• [To be done]: Search the material and gather each line with "Lease" in it.

::::::

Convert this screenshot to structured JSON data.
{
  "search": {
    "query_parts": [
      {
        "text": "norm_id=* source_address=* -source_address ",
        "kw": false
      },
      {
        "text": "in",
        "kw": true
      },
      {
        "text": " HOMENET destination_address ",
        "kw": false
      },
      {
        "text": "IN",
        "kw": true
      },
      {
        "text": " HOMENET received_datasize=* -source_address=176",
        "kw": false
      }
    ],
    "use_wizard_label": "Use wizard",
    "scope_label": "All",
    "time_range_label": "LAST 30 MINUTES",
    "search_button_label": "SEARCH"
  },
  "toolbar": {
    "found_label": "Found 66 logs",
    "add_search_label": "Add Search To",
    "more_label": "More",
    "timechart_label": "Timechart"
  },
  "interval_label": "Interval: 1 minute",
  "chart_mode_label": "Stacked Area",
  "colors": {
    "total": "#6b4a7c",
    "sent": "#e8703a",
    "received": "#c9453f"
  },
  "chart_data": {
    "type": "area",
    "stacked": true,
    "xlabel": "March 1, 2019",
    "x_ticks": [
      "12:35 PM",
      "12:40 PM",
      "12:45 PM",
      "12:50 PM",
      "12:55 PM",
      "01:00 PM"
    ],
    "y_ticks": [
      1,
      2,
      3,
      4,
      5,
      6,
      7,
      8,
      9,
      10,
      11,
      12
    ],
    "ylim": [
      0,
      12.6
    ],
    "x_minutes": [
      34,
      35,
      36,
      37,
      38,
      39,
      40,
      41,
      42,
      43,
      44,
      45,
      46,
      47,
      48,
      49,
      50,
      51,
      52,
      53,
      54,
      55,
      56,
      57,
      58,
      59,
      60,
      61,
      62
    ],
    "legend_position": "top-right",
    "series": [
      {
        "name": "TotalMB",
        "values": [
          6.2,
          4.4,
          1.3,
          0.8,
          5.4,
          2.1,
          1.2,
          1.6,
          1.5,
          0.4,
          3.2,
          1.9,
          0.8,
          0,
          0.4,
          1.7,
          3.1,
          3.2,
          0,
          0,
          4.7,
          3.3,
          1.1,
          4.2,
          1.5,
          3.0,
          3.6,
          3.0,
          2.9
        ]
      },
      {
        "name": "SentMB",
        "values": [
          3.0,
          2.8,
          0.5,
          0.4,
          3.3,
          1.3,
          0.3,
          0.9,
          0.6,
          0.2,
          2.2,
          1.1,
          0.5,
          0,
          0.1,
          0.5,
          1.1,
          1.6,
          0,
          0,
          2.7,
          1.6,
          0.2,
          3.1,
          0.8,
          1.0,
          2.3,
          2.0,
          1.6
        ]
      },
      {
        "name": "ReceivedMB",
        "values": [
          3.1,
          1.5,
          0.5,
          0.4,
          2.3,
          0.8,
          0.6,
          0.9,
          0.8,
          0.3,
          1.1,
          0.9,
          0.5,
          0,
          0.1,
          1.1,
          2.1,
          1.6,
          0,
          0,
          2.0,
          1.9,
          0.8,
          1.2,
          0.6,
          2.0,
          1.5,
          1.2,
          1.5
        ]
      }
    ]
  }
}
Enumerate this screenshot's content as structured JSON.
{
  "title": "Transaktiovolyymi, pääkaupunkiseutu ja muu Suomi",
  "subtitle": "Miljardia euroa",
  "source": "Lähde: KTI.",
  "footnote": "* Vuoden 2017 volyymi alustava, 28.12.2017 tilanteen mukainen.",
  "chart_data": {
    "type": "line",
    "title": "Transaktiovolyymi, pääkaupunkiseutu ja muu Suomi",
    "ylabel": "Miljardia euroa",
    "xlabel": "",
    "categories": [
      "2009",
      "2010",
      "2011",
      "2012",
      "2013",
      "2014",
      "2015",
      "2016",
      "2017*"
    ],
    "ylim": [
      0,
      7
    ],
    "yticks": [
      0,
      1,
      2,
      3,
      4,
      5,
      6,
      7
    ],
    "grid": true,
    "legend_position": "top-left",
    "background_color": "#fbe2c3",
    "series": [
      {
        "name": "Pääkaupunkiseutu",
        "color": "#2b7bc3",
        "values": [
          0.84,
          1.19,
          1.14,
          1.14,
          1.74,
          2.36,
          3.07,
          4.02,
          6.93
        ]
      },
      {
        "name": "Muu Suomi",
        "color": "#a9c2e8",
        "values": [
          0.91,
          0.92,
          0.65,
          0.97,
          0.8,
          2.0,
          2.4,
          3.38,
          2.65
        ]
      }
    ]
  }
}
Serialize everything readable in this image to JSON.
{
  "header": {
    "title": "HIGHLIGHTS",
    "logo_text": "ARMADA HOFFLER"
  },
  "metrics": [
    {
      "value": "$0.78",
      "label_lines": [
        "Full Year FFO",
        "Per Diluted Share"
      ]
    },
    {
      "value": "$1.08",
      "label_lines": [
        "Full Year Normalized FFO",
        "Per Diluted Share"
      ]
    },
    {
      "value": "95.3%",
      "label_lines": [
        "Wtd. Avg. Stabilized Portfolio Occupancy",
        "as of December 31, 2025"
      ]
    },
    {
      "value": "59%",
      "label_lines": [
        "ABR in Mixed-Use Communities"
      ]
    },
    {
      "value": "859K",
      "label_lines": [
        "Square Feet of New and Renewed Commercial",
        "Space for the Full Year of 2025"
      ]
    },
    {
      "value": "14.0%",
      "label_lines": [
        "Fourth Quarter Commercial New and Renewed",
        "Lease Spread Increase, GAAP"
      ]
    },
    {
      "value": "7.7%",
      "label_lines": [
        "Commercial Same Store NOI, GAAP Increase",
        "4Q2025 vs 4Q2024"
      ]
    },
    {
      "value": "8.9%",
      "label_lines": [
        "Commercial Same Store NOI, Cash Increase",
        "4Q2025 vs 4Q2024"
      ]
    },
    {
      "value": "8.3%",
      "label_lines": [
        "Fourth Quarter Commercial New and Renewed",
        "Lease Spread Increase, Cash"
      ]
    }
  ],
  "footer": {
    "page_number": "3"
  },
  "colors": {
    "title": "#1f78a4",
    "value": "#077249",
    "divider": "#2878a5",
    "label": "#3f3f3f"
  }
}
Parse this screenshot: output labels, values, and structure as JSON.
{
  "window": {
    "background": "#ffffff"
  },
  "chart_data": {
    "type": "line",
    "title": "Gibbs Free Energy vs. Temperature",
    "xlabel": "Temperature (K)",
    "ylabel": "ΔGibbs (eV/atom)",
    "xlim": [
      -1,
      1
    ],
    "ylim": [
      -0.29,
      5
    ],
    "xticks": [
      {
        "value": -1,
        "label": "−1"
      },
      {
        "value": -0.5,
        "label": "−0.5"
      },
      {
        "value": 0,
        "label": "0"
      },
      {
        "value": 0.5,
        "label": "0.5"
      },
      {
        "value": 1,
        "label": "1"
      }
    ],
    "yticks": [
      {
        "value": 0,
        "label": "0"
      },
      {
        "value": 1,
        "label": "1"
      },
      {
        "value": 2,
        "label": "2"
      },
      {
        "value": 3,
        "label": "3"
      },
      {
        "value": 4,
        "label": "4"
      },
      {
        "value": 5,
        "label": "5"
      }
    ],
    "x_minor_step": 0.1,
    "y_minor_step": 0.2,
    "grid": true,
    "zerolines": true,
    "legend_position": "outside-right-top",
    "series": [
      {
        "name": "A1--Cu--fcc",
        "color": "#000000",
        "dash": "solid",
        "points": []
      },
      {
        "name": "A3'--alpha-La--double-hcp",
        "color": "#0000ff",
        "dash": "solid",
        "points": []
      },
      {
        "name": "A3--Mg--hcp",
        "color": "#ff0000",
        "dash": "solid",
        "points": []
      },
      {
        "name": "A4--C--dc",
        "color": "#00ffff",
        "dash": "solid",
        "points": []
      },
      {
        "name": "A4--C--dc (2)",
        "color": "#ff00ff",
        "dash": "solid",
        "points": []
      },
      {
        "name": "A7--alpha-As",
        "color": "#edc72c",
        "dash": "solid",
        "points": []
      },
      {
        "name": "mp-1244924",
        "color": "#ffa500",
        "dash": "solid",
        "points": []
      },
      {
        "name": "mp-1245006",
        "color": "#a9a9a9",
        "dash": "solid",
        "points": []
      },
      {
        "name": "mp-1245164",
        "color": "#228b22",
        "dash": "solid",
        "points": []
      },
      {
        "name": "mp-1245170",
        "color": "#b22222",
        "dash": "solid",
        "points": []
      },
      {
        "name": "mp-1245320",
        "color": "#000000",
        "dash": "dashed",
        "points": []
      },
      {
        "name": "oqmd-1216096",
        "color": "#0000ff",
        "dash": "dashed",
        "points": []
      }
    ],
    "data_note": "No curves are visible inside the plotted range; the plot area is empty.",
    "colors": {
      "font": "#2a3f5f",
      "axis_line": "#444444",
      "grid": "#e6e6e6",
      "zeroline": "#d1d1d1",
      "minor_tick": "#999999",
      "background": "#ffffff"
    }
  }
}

::::::

• [Exercise solution]:
        "Lease Spread Increase, GAAP"
        "Lease Spread Increase, Cash"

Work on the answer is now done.